[Figure record listings]
>>

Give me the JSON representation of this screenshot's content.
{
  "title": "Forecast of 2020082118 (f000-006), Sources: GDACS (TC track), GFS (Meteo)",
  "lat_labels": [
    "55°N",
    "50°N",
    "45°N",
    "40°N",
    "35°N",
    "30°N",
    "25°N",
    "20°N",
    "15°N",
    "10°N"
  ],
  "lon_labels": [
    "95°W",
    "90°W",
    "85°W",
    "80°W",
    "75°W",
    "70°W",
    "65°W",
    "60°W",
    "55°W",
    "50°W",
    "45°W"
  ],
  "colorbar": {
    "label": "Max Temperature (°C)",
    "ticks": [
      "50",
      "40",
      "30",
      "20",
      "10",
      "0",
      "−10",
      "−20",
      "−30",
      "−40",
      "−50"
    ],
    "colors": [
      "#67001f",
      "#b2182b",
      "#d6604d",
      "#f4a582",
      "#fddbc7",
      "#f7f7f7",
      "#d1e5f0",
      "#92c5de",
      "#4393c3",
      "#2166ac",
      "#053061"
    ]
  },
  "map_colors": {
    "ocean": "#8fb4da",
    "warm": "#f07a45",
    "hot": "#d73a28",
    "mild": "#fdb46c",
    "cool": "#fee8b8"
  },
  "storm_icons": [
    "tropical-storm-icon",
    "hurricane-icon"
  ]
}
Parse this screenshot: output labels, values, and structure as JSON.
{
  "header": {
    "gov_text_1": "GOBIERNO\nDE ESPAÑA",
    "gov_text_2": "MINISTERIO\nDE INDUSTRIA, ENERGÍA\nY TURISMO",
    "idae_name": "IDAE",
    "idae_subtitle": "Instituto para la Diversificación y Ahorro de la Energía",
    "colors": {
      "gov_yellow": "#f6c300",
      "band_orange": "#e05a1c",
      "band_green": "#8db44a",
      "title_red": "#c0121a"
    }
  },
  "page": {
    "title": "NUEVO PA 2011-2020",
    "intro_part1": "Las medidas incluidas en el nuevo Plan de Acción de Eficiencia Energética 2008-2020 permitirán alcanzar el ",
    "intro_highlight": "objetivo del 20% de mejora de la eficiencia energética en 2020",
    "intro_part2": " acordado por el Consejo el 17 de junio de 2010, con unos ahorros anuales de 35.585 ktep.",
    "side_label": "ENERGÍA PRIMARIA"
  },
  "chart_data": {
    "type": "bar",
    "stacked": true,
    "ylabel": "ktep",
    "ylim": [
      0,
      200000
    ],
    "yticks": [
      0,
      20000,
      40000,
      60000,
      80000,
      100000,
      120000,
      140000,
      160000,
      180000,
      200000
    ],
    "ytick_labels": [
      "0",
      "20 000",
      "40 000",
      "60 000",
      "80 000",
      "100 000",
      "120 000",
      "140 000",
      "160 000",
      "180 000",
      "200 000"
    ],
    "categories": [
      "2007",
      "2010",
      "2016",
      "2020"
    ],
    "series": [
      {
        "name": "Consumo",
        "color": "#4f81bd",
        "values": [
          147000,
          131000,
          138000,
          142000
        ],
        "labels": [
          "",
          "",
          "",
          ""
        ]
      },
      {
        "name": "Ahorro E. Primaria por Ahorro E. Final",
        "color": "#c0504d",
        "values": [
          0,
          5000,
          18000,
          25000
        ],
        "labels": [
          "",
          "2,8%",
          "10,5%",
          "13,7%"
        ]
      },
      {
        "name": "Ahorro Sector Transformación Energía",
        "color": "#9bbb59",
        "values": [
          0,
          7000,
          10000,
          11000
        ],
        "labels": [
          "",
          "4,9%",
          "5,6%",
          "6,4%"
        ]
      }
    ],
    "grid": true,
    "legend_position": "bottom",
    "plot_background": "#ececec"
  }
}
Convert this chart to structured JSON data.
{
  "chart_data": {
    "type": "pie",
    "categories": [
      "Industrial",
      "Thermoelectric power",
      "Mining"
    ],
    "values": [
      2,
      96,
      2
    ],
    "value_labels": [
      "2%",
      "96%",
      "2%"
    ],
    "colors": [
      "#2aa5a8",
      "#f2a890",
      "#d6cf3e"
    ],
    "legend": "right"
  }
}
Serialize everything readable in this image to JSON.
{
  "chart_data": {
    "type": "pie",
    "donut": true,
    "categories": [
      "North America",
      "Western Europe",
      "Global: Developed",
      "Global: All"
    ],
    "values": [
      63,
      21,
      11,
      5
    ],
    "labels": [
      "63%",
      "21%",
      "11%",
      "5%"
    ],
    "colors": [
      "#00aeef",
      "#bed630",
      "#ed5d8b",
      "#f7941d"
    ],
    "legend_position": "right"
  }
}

<<

> **Directions for this task**
Retype the records that precede this task, keeping them exactly the same.

> **Answer in full**
Give me the JSON representation of this screenshot's content.
{
  "title": "Forecast of 2020082118 (f000-006), Sources: GDACS (TC track), GFS (Meteo)",
  "lat_labels": [
    "55°N",
    "50°N",
    "45°N",
    "40°N",
    "35°N",
    "30°N",
    "25°N",
    "20°N",
    "15°N",
    "10°N"
  ],
  "lon_labels": [
    "95°W",
    "90°W",
    "85°W",
    "80°W",
    "75°W",
    "70°W",
    "65°W",
    "60°W",
    "55°W",
    "50°W",
    "45°W"
  ],
  "colorbar": {
    "label": "Max Temperature (°C)",
    "ticks": [
      "50",
      "40",
      "30",
      "20",
      "10",
      "0",
      "−10",
      "−20",
      "−30",
      "−40",
      "−50"
    ],
    "colors": [
      "#67001f",
      "#b2182b",
      "#d6604d",
      "#f4a582",
      "#fddbc7",
      "#f7f7f7",
      "#d1e5f0",
      "#92c5de",
      "#4393c3",
      "#2166ac",
      "#053061"
    ]
  },
  "map_colors": {
    "ocean": "#8fb4da",
    "warm": "#f07a45",
    "hot": "#d73a28",
    "mild": "#fdb46c",
    "cool": "#fee8b8"
  },
  "storm_icons": [
    "tropical-storm-icon",
    "hurricane-icon"
  ]
}
Parse this screenshot: output labels, values, and structure as JSON.
{
  "header": {
    "gov_text_1": "GOBIERNO\nDE ESPAÑA",
    "gov_text_2": "MINISTERIO\nDE INDUSTRIA, ENERGÍA\nY TURISMO",
    "idae_name": "IDAE",
    "idae_subtitle": "Instituto para la Diversificación y Ahorro de la Energía",
    "colors": {
      "gov_yellow": "#f6c300",
      "band_orange": "#e05a1c",
      "band_green": "#8db44a",
      "title_red": "#c0121a"
    }
  },
  "page": {
    "title": "NUEVO PA 2011-2020",
    "intro_part1": "Las medidas incluidas en el nuevo Plan de Acción de Eficiencia Energética 2008-2020 permitirán alcanzar el ",
    "intro_highlight": "objetivo del 20% de mejora de la eficiencia energética en 2020",
    "intro_part2": " acordado por el Consejo el 17 de junio de 2010, con unos ahorros anuales de 35.585 ktep.",
    "side_label": "ENERGÍA PRIMARIA"
  },
  "chart_data": {
    "type": "bar",
    "stacked": true,
    "ylabel": "ktep",
    "ylim": [
      0,
      200000
    ],
    "yticks": [
      0,
      20000,
      40000,
      60000,
      80000,
      100000,
      120000,
      140000,
      160000,
      180000,
      200000
    ],
    "ytick_labels": [
      "0",
      "20 000",
      "40 000",
      "60 000",
      "80 000",
      "100 000",
      "120 000",
      "140 000",
      "160 000",
      "180 000",
      "200 000"
    ],
    "categories": [
      "2007",
      "2010",
      "2016",
      "2020"
    ],
    "series": [
      {
        "name": "Consumo",
        "color": "#4f81bd",
        "values": [
          147000,
          131000,
          138000,
          142000
        ],
        "labels": [
          "",
          "",
          "",
          ""
        ]
      },
      {
        "name": "Ahorro E. Primaria por Ahorro E. Final",
        "color": "#c0504d",
        "values": [
          0,
          5000,
          18000,
          25000
        ],
        "labels": [
          "",
          "2,8%",
          "10,5%",
          "13,7%"
        ]
      },
      {
        "name": "Ahorro Sector Transformación Energía",
        "color": "#9bbb59",
        "values": [
          0,
          7000,
          10000,
          11000
        ],
        "labels": [
          "",
          "4,9%",
          "5,6%",
          "6,4%"
        ]
      }
    ],
    "grid": true,
    "legend_position": "bottom",
    "plot_background": "#ececec"
  }
}
Convert this chart to structured JSON data.
{
  "chart_data": {
    "type": "pie",
    "categories": [
      "Industrial",
      "Thermoelectric power",
      "Mining"
    ],
    "values": [
      2,
      96,
      2
    ],
    "value_labels": [
      "2%",
      "96%",
      "2%"
    ],
    "colors": [
      "#2aa5a8",
      "#f2a890",
      "#d6cf3e"
    ],
    "legend": "right"
  }
}
Serialize everything readable in this image to JSON.
{
  "chart_data": {
    "type": "pie",
    "donut": true,
    "categories": [
      "North America",
      "Western Europe",
      "Global: Developed",
      "Global: All"
    ],
    "values": [
      63,
      21,
      11,
      5
    ],
    "labels": [
      "63%",
      "21%",
      "11%",
      "5%"
    ],
    "colors": [
      "#00aeef",
      "#bed630",
      "#ed5d8b",
      "#f7941d"
    ],
    "legend_position": "right"
  }
}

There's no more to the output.